• [What needs to be done] Scan the listing that follows and report how many lines contain "ciemność". Write the number alone.

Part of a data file
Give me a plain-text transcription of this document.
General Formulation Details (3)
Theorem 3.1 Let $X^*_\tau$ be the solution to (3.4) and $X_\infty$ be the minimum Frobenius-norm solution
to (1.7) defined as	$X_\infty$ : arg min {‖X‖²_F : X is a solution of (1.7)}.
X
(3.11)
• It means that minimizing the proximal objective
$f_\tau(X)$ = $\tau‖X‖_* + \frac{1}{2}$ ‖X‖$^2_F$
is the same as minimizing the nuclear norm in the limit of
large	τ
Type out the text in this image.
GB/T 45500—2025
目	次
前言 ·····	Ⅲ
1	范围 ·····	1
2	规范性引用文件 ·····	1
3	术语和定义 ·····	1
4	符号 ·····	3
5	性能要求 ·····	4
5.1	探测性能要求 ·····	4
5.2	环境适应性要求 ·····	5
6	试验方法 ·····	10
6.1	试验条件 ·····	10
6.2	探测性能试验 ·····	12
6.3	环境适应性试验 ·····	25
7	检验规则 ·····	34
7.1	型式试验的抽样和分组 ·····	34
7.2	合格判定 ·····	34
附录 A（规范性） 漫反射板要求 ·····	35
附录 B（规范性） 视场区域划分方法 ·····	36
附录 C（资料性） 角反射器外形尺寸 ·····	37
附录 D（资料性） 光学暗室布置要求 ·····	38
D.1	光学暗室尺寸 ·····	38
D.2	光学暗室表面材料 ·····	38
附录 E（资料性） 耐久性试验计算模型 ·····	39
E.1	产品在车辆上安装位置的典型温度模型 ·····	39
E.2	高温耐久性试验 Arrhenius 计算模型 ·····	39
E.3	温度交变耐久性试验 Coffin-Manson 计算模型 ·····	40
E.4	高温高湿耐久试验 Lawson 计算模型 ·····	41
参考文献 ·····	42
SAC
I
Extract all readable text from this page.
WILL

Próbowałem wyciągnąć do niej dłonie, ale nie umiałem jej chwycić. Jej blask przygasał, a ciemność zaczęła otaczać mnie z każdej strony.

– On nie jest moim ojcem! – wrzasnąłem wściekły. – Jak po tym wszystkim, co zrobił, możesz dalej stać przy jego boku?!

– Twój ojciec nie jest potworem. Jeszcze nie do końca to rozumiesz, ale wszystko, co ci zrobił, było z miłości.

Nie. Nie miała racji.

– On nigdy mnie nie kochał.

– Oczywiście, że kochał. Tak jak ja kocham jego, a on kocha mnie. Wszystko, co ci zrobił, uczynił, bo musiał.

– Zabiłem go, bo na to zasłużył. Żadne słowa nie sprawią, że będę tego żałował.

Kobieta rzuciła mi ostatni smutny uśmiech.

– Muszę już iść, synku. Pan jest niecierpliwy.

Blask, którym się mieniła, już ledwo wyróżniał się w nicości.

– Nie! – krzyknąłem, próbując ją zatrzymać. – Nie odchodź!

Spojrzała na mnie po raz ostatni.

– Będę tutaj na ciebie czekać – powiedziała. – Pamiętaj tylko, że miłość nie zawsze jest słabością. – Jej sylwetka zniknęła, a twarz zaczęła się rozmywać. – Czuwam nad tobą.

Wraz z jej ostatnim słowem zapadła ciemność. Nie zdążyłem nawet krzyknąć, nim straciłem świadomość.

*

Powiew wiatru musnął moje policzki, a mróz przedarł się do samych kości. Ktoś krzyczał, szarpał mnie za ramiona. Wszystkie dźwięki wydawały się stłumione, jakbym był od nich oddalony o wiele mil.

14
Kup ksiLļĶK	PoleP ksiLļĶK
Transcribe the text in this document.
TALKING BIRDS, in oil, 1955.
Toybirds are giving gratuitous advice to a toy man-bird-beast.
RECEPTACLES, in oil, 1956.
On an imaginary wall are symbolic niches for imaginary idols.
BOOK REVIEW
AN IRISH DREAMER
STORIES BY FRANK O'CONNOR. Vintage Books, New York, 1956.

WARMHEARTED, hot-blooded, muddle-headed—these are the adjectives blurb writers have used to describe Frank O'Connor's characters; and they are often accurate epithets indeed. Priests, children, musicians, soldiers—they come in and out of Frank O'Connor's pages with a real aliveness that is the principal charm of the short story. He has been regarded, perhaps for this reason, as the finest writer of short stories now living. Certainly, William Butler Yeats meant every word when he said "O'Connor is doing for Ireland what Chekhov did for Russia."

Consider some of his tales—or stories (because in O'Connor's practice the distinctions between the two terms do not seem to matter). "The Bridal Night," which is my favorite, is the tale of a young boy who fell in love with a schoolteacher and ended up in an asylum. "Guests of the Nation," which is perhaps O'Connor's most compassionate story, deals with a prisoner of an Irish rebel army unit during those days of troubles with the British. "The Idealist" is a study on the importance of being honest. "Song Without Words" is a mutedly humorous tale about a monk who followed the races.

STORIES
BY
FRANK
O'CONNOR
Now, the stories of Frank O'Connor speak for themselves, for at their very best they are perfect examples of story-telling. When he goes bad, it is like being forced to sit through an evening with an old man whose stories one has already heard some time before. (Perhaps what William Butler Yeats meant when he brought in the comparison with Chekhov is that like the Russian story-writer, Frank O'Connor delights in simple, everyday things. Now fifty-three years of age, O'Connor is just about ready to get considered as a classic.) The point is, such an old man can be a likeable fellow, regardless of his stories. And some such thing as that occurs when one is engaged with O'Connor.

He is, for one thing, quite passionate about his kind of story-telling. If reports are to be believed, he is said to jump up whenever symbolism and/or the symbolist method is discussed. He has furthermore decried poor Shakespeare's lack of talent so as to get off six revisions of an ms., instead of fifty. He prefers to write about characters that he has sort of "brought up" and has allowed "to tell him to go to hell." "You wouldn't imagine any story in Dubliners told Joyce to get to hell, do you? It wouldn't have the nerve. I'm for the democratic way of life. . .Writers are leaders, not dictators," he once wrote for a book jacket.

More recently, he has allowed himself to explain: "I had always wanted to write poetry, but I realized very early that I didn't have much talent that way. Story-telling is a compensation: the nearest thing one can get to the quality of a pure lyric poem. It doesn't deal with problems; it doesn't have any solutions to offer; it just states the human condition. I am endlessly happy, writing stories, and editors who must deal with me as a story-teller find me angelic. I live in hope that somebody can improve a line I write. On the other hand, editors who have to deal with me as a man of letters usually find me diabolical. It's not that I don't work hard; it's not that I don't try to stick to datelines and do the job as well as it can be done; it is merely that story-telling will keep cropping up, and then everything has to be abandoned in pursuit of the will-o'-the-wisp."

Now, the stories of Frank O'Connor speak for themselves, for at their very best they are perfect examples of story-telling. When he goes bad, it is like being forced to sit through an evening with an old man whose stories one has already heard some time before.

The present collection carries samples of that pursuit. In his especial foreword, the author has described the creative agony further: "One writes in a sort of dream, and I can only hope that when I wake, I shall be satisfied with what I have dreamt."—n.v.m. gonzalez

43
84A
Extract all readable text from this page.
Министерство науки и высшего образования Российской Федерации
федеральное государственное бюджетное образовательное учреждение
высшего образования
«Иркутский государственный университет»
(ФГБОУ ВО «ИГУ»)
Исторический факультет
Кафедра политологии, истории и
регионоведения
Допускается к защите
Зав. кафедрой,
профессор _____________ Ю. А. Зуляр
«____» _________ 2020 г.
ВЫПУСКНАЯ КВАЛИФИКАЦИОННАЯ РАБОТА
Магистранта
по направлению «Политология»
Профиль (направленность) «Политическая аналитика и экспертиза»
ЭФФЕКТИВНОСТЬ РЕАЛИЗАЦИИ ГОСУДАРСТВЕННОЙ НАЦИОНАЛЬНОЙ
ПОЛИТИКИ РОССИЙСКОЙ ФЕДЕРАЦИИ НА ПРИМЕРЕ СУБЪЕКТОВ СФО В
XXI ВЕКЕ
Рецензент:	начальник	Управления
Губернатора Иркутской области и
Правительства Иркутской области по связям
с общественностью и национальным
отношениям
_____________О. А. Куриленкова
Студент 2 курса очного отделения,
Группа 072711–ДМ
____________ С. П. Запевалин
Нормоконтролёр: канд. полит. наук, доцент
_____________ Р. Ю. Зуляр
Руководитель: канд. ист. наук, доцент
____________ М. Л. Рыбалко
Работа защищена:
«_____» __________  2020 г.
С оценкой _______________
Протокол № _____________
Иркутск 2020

• [Solution for this problem] 2